* **CHALLENGE**: Review the material and extract every line in which the word "window" occurs.

* **SUPPLIED INFORMATION**:

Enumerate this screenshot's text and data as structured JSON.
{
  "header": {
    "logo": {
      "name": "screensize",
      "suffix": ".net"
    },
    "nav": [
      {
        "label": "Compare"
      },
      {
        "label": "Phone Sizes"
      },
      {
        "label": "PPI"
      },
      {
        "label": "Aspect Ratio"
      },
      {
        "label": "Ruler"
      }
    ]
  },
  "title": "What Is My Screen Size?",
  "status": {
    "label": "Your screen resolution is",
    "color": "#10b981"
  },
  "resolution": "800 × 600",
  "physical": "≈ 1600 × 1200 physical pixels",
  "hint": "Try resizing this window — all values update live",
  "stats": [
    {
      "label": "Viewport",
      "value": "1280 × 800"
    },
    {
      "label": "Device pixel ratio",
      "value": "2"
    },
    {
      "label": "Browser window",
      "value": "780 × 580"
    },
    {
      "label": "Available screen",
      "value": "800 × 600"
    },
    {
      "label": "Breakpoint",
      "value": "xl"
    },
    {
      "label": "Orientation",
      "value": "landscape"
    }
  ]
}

* **SOLUTION TO THE EXERCISE**:
  "hint": "Try resizing this window — all values update live",
      "label": "Browser window",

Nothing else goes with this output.